To do —
Return the full material exactly.

↓↓↓

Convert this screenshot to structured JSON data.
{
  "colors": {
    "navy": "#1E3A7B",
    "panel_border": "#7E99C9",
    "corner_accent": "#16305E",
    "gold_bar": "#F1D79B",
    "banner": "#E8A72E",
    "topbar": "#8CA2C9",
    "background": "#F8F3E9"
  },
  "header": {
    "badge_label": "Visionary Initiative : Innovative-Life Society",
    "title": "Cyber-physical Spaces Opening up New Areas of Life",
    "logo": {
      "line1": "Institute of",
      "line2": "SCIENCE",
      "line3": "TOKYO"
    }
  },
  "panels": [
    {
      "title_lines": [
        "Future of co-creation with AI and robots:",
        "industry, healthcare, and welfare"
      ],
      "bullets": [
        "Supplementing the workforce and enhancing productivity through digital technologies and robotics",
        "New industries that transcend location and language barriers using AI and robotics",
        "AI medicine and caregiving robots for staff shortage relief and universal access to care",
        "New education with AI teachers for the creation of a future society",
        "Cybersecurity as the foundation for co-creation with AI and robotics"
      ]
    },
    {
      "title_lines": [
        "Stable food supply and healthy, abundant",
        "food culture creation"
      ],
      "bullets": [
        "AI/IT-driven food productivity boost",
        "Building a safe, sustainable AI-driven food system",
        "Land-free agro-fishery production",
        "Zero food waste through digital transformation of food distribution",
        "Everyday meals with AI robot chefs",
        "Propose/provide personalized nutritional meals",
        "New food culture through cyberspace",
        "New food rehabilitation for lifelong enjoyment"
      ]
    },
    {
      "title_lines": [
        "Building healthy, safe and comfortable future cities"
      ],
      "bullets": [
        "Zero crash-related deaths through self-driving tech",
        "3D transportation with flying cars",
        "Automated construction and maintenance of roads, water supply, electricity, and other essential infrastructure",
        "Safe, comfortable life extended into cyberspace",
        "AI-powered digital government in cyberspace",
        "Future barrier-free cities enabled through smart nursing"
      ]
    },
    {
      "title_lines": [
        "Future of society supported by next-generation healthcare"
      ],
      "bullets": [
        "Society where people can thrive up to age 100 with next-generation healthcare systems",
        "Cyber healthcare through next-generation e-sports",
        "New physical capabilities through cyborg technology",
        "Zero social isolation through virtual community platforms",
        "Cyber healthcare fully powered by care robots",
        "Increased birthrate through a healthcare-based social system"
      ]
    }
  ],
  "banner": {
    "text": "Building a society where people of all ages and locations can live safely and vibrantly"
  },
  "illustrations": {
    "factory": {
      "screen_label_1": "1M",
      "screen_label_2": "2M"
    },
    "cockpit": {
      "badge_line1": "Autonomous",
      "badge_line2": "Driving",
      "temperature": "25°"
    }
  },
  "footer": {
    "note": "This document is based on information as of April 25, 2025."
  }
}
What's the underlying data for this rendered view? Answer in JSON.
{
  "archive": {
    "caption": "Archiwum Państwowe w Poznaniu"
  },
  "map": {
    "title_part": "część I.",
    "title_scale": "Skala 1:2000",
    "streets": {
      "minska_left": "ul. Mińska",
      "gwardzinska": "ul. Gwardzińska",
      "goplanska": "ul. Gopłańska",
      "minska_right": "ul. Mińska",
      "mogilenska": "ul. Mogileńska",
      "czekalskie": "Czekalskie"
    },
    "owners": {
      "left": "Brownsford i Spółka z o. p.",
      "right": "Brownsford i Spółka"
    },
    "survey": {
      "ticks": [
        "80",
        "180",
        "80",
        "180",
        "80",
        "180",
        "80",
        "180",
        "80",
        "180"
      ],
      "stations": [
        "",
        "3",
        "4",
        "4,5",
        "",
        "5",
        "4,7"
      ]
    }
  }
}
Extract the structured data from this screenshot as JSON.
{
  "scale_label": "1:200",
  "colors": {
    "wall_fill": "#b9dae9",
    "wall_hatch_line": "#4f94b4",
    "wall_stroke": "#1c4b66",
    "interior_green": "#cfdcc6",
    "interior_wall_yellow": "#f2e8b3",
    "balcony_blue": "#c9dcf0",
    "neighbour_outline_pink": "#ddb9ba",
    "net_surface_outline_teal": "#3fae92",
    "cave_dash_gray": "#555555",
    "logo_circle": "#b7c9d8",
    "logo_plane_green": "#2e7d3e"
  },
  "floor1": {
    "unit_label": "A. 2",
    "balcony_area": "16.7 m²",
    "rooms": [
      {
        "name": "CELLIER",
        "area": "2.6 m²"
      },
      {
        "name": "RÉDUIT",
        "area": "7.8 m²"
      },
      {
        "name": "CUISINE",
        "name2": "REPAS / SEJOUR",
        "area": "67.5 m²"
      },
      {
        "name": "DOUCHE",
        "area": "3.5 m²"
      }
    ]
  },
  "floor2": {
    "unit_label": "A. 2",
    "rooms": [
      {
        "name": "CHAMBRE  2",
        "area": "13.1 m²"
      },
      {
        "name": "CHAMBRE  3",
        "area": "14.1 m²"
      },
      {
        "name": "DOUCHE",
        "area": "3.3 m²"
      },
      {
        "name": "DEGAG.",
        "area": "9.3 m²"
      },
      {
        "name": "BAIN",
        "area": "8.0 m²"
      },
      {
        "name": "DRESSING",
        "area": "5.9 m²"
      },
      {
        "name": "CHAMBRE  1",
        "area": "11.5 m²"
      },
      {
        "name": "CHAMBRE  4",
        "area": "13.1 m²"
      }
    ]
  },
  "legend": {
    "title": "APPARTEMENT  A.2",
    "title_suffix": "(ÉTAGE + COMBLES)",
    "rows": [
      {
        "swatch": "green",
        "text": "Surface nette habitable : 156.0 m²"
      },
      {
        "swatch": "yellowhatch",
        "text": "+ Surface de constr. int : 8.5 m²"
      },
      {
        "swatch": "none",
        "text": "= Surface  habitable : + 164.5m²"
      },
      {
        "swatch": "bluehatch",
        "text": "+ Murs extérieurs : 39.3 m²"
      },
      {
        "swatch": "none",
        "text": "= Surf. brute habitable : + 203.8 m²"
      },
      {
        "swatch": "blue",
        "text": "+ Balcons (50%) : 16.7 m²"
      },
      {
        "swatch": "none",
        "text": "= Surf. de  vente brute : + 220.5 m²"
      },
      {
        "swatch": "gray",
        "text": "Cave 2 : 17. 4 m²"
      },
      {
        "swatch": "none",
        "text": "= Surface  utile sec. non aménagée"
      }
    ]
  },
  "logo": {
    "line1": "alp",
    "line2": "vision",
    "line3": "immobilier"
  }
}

↑↑↑

Right answer —
Convert this screenshot to structured JSON data.
{
  "colors": {
    "navy": "#1E3A7B",
    "panel_border": "#7E99C9",
    "corner_accent": "#16305E",
    "gold_bar": "#F1D79B",
    "banner": "#E8A72E",
    "topbar": "#8CA2C9",
    "background": "#F8F3E9"
  },
  "header": {
    "badge_label": "Visionary Initiative : Innovative-Life Society",
    "title": "Cyber-physical Spaces Opening up New Areas of Life",
    "logo": {
      "line1": "Institute of",
      "line2": "SCIENCE",
      "line3": "TOKYO"
    }
  },
  "panels": [
    {
      "title_lines": [
        "Future of co-creation with AI and robots:",
        "industry, healthcare, and welfare"
      ],
      "bullets": [
        "Supplementing the workforce and enhancing productivity through digital technologies and robotics",
        "New industries that transcend location and language barriers using AI and robotics",
        "AI medicine and caregiving robots for staff shortage relief and universal access to care",
        "New education with AI teachers for the creation of a future society",
        "Cybersecurity as the foundation for co-creation with AI and robotics"
      ]
    },
    {
      "title_lines": [
        "Stable food supply and healthy, abundant",
        "food culture creation"
      ],
      "bullets": [
        "AI/IT-driven food productivity boost",
        "Building a safe, sustainable AI-driven food system",
        "Land-free agro-fishery production",
        "Zero food waste through digital transformation of food distribution",
        "Everyday meals with AI robot chefs",
        "Propose/provide personalized nutritional meals",
        "New food culture through cyberspace",
        "New food rehabilitation for lifelong enjoyment"
      ]
    },
    {
      "title_lines": [
        "Building healthy, safe and comfortable future cities"
      ],
      "bullets": [
        "Zero crash-related deaths through self-driving tech",
        "3D transportation with flying cars",
        "Automated construction and maintenance of roads, water supply, electricity, and other essential infrastructure",
        "Safe, comfortable life extended into cyberspace",
        "AI-powered digital government in cyberspace",
        "Future barrier-free cities enabled through smart nursing"
      ]
    },
    {
      "title_lines": [
        "Future of society supported by next-generation healthcare"
      ],
      "bullets": [
        "Society where people can thrive up to age 100 with next-generation healthcare systems",
        "Cyber healthcare through next-generation e-sports",
        "New physical capabilities through cyborg technology",
        "Zero social isolation through virtual community platforms",
        "Cyber healthcare fully powered by care robots",
        "Increased birthrate through a healthcare-based social system"
      ]
    }
  ],
  "banner": {
    "text": "Building a society where people of all ages and locations can live safely and vibrantly"
  },
  "illustrations": {
    "factory": {
      "screen_label_1": "1M",
      "screen_label_2": "2M"
    },
    "cockpit": {
      "badge_line1": "Autonomous",
      "badge_line2": "Driving",
      "temperature": "25°"
    }
  },
  "footer": {
    "note": "This document is based on information as of April 25, 2025."
  }
}
What's the underlying data for this rendered view? Answer in JSON.
{
  "archive": {
    "caption": "Archiwum Państwowe w Poznaniu"
  },
  "map": {
    "title_part": "część I.",
    "title_scale": "Skala 1:2000",
    "streets": {
      "minska_left": "ul. Mińska",
      "gwardzinska": "ul. Gwardzińska",
      "goplanska": "ul. Gopłańska",
      "minska_right": "ul. Mińska",
      "mogilenska": "ul. Mogileńska",
      "czekalskie": "Czekalskie"
    },
    "owners": {
      "left": "Brownsford i Spółka z o. p.",
      "right": "Brownsford i Spółka"
    },
    "survey": {
      "ticks": [
        "80",
        "180",
        "80",
        "180",
        "80",
        "180",
        "80",
        "180",
        "80",
        "180"
      ],
      "stations": [
        "",
        "3",
        "4",
        "4,5",
        "",
        "5",
        "4,7"
      ]
    }
  }
}
Extract the structured data from this screenshot as JSON.
{
  "scale_label": "1:200",
  "colors": {
    "wall_fill": "#b9dae9",
    "wall_hatch_line": "#4f94b4",
    "wall_stroke": "#1c4b66",
    "interior_green": "#cfdcc6",
    "interior_wall_yellow": "#f2e8b3",
    "balcony_blue": "#c9dcf0",
    "neighbour_outline_pink": "#ddb9ba",
    "net_surface_outline_teal": "#3fae92",
    "cave_dash_gray": "#555555",
    "logo_circle": "#b7c9d8",
    "logo_plane_green": "#2e7d3e"
  },
  "floor1": {
    "unit_label": "A. 2",
    "balcony_area": "16.7 m²",
    "rooms": [
      {
        "name": "CELLIER",
        "area": "2.6 m²"
      },
      {
        "name": "RÉDUIT",
        "area": "7.8 m²"
      },
      {
        "name": "CUISINE",
        "name2": "REPAS / SEJOUR",
        "area": "67.5 m²"
      },
      {
        "name": "DOUCHE",
        "area": "3.5 m²"
      }
    ]
  },
  "floor2": {
    "unit_label": "A. 2",
    "rooms": [
      {
        "name": "CHAMBRE  2",
        "area": "13.1 m²"
      },
      {
        "name": "CHAMBRE  3",
        "area": "14.1 m²"
      },
      {
        "name": "DOUCHE",
        "area": "3.3 m²"
      },
      {
        "name": "DEGAG.",
        "area": "9.3 m²"
      },
      {
        "name": "BAIN",
        "area": "8.0 m²"
      },
      {
        "name": "DRESSING",
        "area": "5.9 m²"
      },
      {
        "name": "CHAMBRE  1",
        "area": "11.5 m²"
      },
      {
        "name": "CHAMBRE  4",
        "area": "13.1 m²"
      }
    ]
  },
  "legend": {
    "title": "APPARTEMENT  A.2",
    "title_suffix": "(ÉTAGE + COMBLES)",
    "rows": [
      {
        "swatch": "green",
        "text": "Surface nette habitable : 156.0 m²"
      },
      {
        "swatch": "yellowhatch",
        "text": "+ Surface de constr. int : 8.5 m²"
      },
      {
        "swatch": "none",
        "text": "= Surface  habitable : + 164.5m²"
      },
      {
        "swatch": "bluehatch",
        "text": "+ Murs extérieurs : 39.3 m²"
      },
      {
        "swatch": "none",
        "text": "= Surf. brute habitable : + 203.8 m²"
      },
      {
        "swatch": "blue",
        "text": "+ Balcons (50%) : 16.7 m²"
      },
      {
        "swatch": "none",
        "text": "= Surf. de  vente brute : + 220.5 m²"
      },
      {
        "swatch": "gray",
        "text": "Cave 2 : 17. 4 m²"
      },
      {
        "swatch": "none",
        "text": "= Surface  utile sec. non aménagée"
      }
    ]
  },
  "logo": {
    "line1": "alp",
    "line2": "vision",
    "line3": "immobilier"
  }
}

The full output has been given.